Source material:
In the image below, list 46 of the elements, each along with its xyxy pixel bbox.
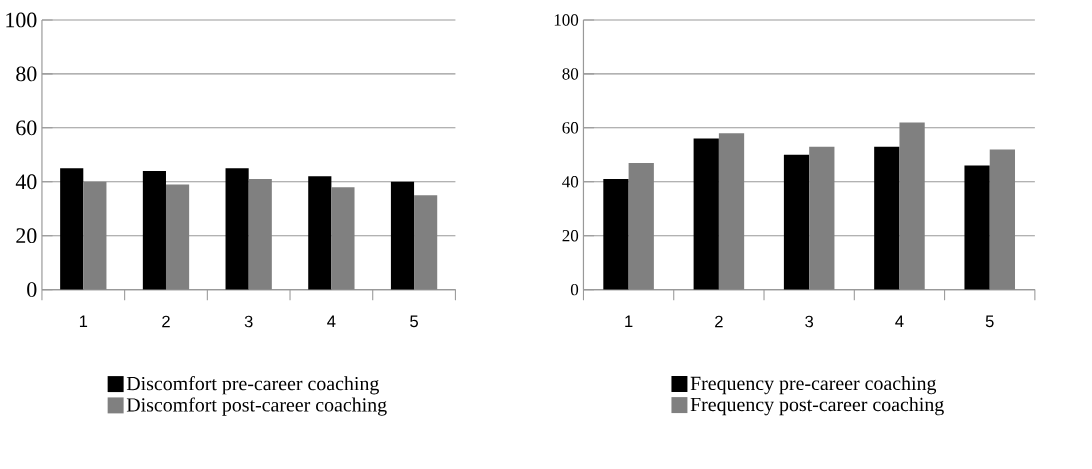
y-tick-label: 0 bbox=[570, 283, 579, 296]
bar bbox=[165, 184, 190, 290]
x-tick-label: 5 bbox=[410, 315, 418, 327]
legend-label: Discomfort pre-career coaching bbox=[126, 375, 379, 395]
y-tick-label: 20 bbox=[16, 228, 37, 243]
bar bbox=[414, 195, 438, 290]
bar bbox=[248, 178, 272, 290]
bar bbox=[331, 186, 355, 290]
bar bbox=[874, 146, 900, 290]
y-tick-label: 40 bbox=[15, 174, 37, 189]
bar bbox=[142, 170, 166, 290]
bar bbox=[899, 122, 925, 290]
y-tick-label: 60 bbox=[562, 121, 579, 134]
y-tick-label: 80 bbox=[16, 66, 37, 82]
y-tick-label: 60 bbox=[16, 120, 37, 136]
x-tick-label: 2 bbox=[715, 315, 723, 328]
bar bbox=[603, 178, 629, 290]
x-tick-label: 3 bbox=[805, 315, 814, 328]
bar bbox=[809, 146, 835, 290]
legend-label: Discomfort post-career coaching bbox=[126, 397, 387, 416]
x-tick-label: 1 bbox=[625, 315, 633, 327]
bar bbox=[83, 181, 107, 290]
x-tick-label: 4 bbox=[895, 315, 904, 327]
bar bbox=[783, 154, 810, 290]
legend-label: Frequency post-career coaching bbox=[690, 397, 944, 416]
bar bbox=[989, 149, 1016, 290]
x-tick-label: 1 bbox=[79, 315, 88, 327]
x-tick-label: 4 bbox=[327, 315, 336, 327]
bar bbox=[60, 168, 84, 290]
x-tick-label: 2 bbox=[162, 315, 170, 328]
x-tick-label: 5 bbox=[985, 315, 994, 328]
bar bbox=[693, 138, 719, 290]
bar bbox=[718, 133, 745, 290]
bar bbox=[308, 176, 332, 290]
bar bbox=[628, 162, 654, 290]
y-tick-label: 80 bbox=[562, 67, 579, 80]
y-tick-label: 100 bbox=[554, 14, 579, 26]
y-tick-label: 100 bbox=[6, 12, 37, 28]
x-tick-label: 3 bbox=[244, 315, 253, 328]
bar bbox=[964, 165, 990, 290]
y-tick-label: 40 bbox=[562, 175, 579, 188]
y-tick-label: 0 bbox=[27, 282, 37, 297]
bar bbox=[225, 168, 249, 290]
y-tick-label: 20 bbox=[562, 229, 579, 242]
legend-label: Frequency pre-career coaching bbox=[690, 375, 937, 394]
bar bbox=[390, 181, 415, 290]
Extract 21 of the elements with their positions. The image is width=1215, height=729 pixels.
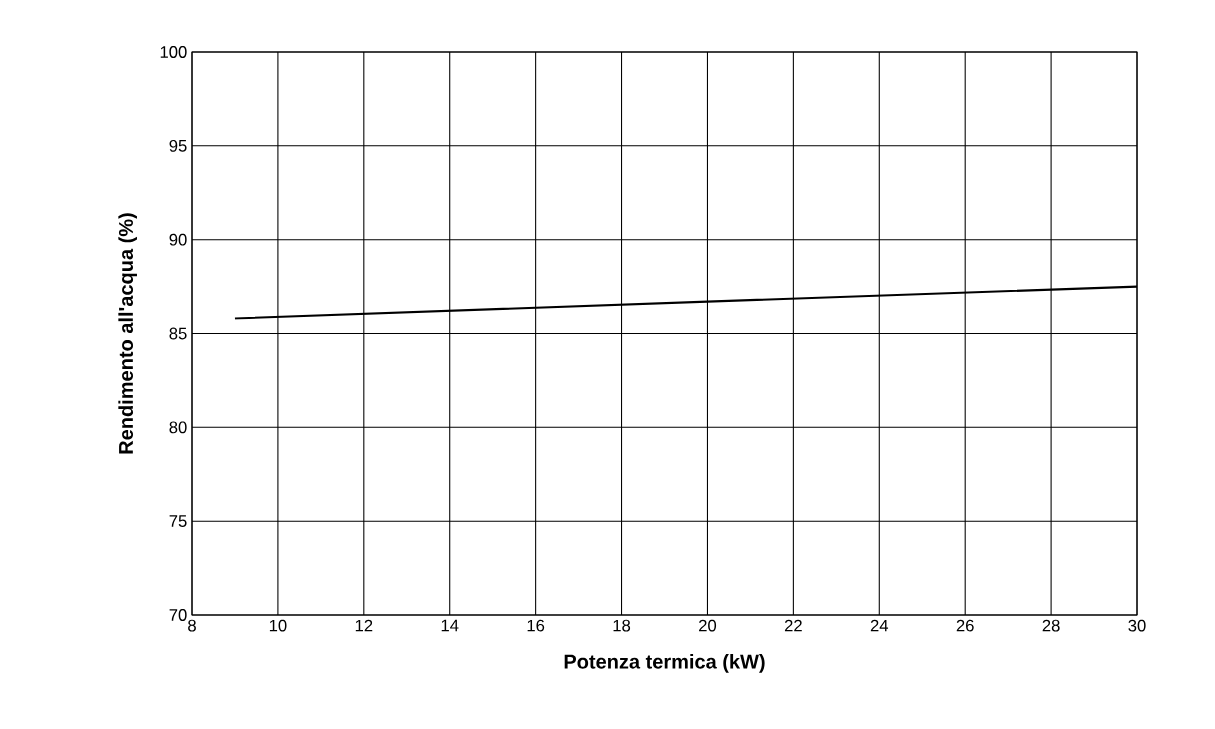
y-tick-label: 95 [169, 139, 187, 152]
x-tick-label: 12 [355, 619, 373, 632]
y-tick-label: 75 [169, 515, 187, 527]
y-tick-label: 85 [169, 327, 187, 340]
y-axis-title: Rendimento all'acqua (%) [118, 213, 137, 454]
y-tick-label: 100 [160, 46, 187, 58]
y-tick-label: 70 [169, 609, 187, 621]
x-tick-label: 8 [188, 619, 196, 632]
x-tick-label: 28 [1042, 619, 1060, 632]
x-tick-label: 18 [613, 619, 631, 632]
x-tick-label: 16 [527, 619, 545, 632]
x-tick-label: 20 [699, 619, 717, 632]
y-tick-label: 80 [169, 421, 187, 434]
x-tick-label: 26 [956, 619, 974, 632]
y-tick-label: 90 [169, 233, 187, 246]
x-tick-label: 24 [870, 619, 889, 632]
x-axis-title: Potenza termica (kW) [564, 654, 765, 673]
x-tick-label: 30 [1128, 619, 1146, 632]
x-tick-label: 10 [269, 619, 287, 632]
x-tick-label: 22 [784, 619, 802, 632]
x-tick-label: 14 [441, 619, 459, 632]
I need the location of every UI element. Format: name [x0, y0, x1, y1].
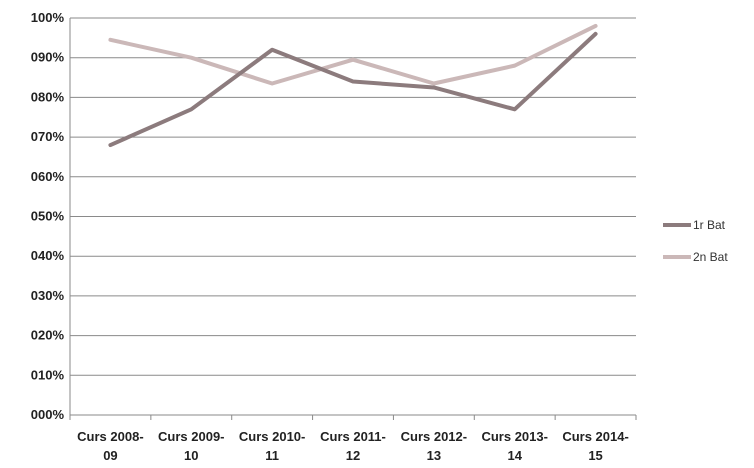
x-tick-label: Curs 2010- 11: [239, 429, 305, 463]
x-tick-label-line: Curs 2009-: [158, 429, 224, 444]
legend-label: 2n Bat: [693, 250, 728, 264]
x-tick-label: Curs 2012- 13: [401, 429, 467, 463]
y-tick-label: 060%: [31, 169, 65, 184]
y-tick-label: 050%: [31, 209, 65, 224]
x-tick-label-line: Curs 2013-: [481, 429, 547, 444]
x-tick-label-line: 15: [588, 448, 602, 463]
x-tick-label: Curs 2008- 09: [77, 429, 143, 463]
x-tick-label: Curs 2009- 10: [158, 429, 224, 463]
legend-label: 1r Bat: [693, 218, 726, 232]
series-line: [108, 31, 598, 148]
x-tick-label: Curs 2013- 14: [481, 429, 547, 463]
x-tick-label-line: 12: [346, 448, 360, 463]
x-tick-label-line: Curs 2010-: [239, 429, 305, 444]
x-tick-label-line: Curs 2012-: [401, 429, 467, 444]
x-tick-label: Curs 2014- 15: [562, 429, 628, 463]
y-tick-label: 040%: [31, 248, 65, 263]
y-tick-label: 080%: [31, 89, 65, 104]
y-tick-label: 100%: [31, 10, 65, 25]
x-tick-label-line: Curs 2011-: [320, 429, 386, 444]
y-tick-label: 000%: [31, 407, 65, 422]
x-tick-label-line: 14: [507, 448, 522, 463]
x-tick-label-line: 11: [265, 448, 279, 463]
x-tick-label-line: 13: [427, 448, 441, 463]
y-tick-label: 020%: [31, 328, 65, 343]
x-tick-label-line: Curs 2014-: [562, 429, 628, 444]
x-tick-label-line: 10: [184, 448, 198, 463]
y-tick-label: 090%: [31, 50, 65, 65]
x-tick-label: Curs 2011- 12: [320, 429, 386, 463]
y-tick-label: 030%: [31, 288, 65, 303]
x-tick-label-line: Curs 2008-: [77, 429, 143, 444]
y-tick-label: 010%: [31, 367, 65, 382]
y-tick-label: 070%: [31, 129, 65, 144]
series-line: [108, 23, 598, 86]
x-tick-label-line: 09: [103, 448, 117, 463]
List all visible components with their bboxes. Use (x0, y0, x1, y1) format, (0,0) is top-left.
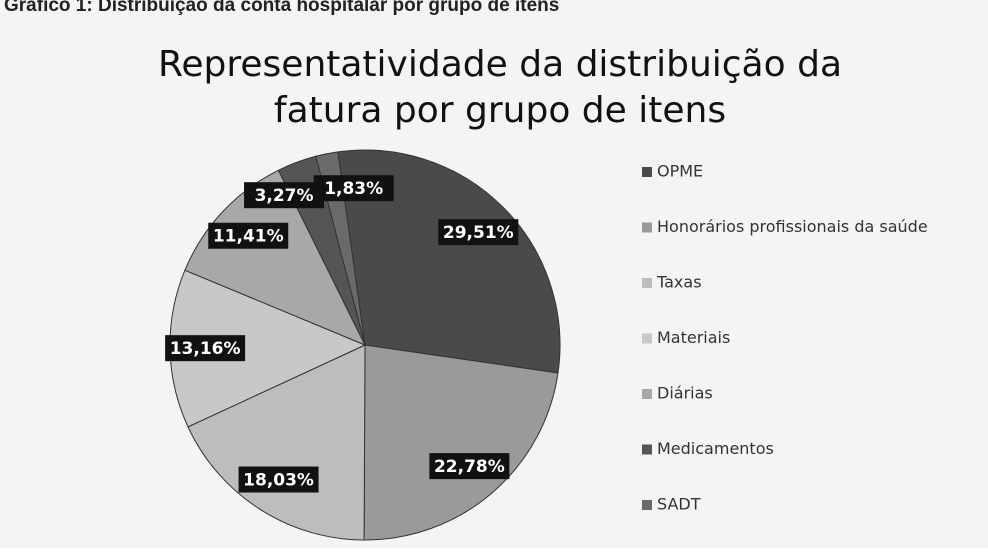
value-label: 13,16% (170, 339, 241, 359)
caption: Gráfico 1: Distribuição da conta hospita… (4, 0, 559, 16)
value-label-box (165, 335, 246, 362)
legend-label: Honorários profissionais da saúde (657, 217, 928, 236)
value-label: 22,78% (434, 457, 505, 477)
value-label-box (313, 175, 394, 202)
value-label-box (238, 466, 319, 493)
legend-swatch (642, 167, 652, 177)
legend-swatch (642, 278, 652, 288)
chart-title: Representatividade da distribuição da (158, 44, 842, 85)
legend-label: Medicamentos (657, 439, 774, 458)
value-label-box (244, 182, 325, 209)
pie-slice (363, 344, 559, 541)
legend-swatch (642, 389, 652, 399)
pie-slice (337, 149, 561, 374)
legend-swatch (642, 333, 652, 344)
value-label: 11,41% (213, 227, 284, 247)
legend-label: OPME (657, 162, 703, 181)
value-label-box (208, 222, 289, 249)
legend-label: Materiais (657, 328, 730, 347)
legend-swatch (642, 222, 652, 233)
legend-label: Diárias (657, 384, 713, 403)
pie-slice (184, 169, 367, 346)
legend-label: Taxas (656, 273, 702, 292)
legend-swatch (642, 444, 652, 455)
value-label-box (438, 219, 519, 246)
value-label: 29,51% (443, 223, 514, 243)
value-label: 1,83% (324, 179, 383, 199)
legend-label: SADT (657, 495, 701, 514)
chart-title: fatura por grupo de itens (274, 90, 726, 131)
value-label-box (429, 453, 510, 480)
value-label: 18,03% (243, 471, 314, 491)
value-label: 3,27% (255, 186, 314, 206)
legend-swatch (642, 500, 652, 510)
pie-slice (187, 344, 366, 541)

Directions: Repeat the listing word for word, beginning at the line that contains "value-label: 13,16% (170, 339, 241, 359)" and stopping after the last line of the listing.

Full response:
value-label: 13,16% (170, 339, 241, 359)
caption: Gráfico 1: Distribuição da conta hospita… (4, 0, 559, 16)
value-label-box (165, 335, 246, 362)
legend-label: Honorários profissionais da saúde (657, 217, 928, 236)
value-label: 22,78% (434, 457, 505, 477)
value-label-box (313, 175, 394, 202)
value-label-box (238, 466, 319, 493)
legend-swatch (642, 167, 652, 177)
legend-swatch (642, 278, 652, 288)
chart-title: Representatividade da distribuição da (158, 44, 842, 85)
legend-label: Medicamentos (657, 439, 774, 458)
value-label-box (244, 182, 325, 209)
pie-slice (363, 344, 559, 541)
legend-swatch (642, 389, 652, 399)
pie-slice (337, 149, 561, 374)
legend-swatch (642, 333, 652, 344)
value-label: 11,41% (213, 227, 284, 247)
legend-label: OPME (657, 162, 703, 181)
value-label-box (208, 222, 289, 249)
legend-label: Materiais (657, 328, 730, 347)
legend-swatch (642, 222, 652, 233)
legend-label: Diárias (657, 384, 713, 403)
pie-slice (184, 169, 367, 346)
legend-label: Taxas (656, 273, 702, 292)
legend-swatch (642, 444, 652, 455)
value-label-box (438, 219, 519, 246)
value-label: 29,51% (443, 223, 514, 243)
value-label: 1,83% (324, 179, 383, 199)
legend-label: SADT (657, 495, 701, 514)
chart-title: fatura por grupo de itens (274, 90, 726, 131)
value-label-box (429, 453, 510, 480)
value-label: 18,03% (243, 471, 314, 491)
value-label: 3,27% (255, 186, 314, 206)
legend-swatch (642, 500, 652, 510)
pie-slice (187, 344, 366, 541)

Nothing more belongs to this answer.